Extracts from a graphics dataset
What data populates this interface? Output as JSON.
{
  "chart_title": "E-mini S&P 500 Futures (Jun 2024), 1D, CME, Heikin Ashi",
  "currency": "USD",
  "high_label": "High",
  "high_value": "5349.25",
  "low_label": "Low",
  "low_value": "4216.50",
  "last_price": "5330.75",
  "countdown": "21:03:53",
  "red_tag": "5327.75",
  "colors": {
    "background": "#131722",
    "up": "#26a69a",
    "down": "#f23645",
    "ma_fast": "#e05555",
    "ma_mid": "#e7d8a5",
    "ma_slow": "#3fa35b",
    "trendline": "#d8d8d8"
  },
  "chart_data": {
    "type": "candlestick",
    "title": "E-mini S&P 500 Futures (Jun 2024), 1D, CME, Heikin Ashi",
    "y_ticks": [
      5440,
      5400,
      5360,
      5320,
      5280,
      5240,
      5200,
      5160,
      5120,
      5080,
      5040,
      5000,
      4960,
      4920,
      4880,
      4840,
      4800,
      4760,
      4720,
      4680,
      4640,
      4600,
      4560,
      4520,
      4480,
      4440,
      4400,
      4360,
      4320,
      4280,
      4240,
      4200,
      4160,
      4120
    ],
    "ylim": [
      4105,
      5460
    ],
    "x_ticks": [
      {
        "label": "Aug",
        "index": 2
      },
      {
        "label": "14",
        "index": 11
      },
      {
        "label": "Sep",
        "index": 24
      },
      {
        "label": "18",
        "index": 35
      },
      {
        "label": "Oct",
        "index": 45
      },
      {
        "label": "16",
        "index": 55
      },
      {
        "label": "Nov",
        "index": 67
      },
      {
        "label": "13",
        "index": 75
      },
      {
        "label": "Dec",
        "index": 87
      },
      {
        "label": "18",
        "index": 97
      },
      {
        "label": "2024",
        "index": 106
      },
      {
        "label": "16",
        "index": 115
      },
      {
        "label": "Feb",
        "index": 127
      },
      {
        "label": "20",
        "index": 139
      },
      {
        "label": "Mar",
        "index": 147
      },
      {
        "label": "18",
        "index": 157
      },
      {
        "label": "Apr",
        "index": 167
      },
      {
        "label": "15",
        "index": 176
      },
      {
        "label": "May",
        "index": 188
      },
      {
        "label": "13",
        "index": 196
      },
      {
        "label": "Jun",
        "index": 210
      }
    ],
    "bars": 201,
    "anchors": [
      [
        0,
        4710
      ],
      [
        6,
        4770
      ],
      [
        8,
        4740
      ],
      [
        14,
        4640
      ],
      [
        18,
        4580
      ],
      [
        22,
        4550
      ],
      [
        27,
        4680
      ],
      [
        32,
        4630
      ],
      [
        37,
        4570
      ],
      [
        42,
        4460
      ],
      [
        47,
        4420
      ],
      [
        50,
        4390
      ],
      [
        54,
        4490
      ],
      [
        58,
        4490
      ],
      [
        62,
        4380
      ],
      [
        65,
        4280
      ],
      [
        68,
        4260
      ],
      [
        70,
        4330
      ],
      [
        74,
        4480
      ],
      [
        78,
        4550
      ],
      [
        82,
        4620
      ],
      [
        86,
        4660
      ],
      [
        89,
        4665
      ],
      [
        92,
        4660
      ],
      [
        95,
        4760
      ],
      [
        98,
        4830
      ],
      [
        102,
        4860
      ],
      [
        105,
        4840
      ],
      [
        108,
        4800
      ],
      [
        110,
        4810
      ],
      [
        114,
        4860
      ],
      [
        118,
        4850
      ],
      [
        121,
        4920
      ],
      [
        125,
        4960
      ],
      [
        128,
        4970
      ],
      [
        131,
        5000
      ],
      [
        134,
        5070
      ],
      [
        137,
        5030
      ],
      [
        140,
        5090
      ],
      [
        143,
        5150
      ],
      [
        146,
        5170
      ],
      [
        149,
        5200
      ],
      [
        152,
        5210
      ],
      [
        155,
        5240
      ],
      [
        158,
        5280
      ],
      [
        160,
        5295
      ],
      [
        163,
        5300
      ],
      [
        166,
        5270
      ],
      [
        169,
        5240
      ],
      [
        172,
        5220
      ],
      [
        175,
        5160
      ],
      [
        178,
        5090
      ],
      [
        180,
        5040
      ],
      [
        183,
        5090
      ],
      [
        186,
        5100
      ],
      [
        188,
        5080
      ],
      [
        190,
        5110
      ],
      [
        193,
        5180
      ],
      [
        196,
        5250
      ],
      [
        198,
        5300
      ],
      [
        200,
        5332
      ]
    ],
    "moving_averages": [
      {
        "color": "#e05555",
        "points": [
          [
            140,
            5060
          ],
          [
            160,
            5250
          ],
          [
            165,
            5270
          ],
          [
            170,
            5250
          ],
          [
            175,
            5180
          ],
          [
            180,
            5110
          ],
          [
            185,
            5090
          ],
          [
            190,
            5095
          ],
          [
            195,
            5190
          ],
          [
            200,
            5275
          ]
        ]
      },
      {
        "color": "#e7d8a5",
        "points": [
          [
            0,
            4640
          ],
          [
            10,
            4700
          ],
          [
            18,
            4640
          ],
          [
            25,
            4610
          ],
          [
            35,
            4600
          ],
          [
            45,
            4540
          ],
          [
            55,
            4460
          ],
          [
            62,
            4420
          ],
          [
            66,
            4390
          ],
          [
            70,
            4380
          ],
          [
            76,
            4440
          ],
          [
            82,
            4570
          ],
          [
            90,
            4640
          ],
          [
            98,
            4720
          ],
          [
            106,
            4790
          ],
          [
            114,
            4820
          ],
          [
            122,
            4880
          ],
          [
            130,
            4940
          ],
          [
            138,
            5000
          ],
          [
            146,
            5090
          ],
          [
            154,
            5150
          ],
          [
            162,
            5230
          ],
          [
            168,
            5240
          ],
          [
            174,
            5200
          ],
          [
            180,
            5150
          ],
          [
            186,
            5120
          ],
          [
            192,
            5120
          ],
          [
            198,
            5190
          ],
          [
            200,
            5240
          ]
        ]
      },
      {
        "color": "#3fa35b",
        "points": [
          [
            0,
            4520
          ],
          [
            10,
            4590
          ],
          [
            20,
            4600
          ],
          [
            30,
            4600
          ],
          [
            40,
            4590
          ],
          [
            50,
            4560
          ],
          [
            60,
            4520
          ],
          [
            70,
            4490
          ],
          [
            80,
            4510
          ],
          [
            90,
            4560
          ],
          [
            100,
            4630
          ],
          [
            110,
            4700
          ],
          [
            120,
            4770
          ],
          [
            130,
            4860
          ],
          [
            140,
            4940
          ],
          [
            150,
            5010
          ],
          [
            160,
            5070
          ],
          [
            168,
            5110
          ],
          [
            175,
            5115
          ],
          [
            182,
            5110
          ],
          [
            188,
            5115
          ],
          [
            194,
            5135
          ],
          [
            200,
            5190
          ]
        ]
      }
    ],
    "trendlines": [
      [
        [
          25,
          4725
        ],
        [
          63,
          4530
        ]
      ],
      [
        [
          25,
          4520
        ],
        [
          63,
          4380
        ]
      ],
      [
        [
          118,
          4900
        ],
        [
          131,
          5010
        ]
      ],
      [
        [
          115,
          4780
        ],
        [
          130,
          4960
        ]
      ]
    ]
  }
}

Task prompt:
Scan the records above, count the lines with "Heikin" in them, and give only the number.

Answer to this problem:
2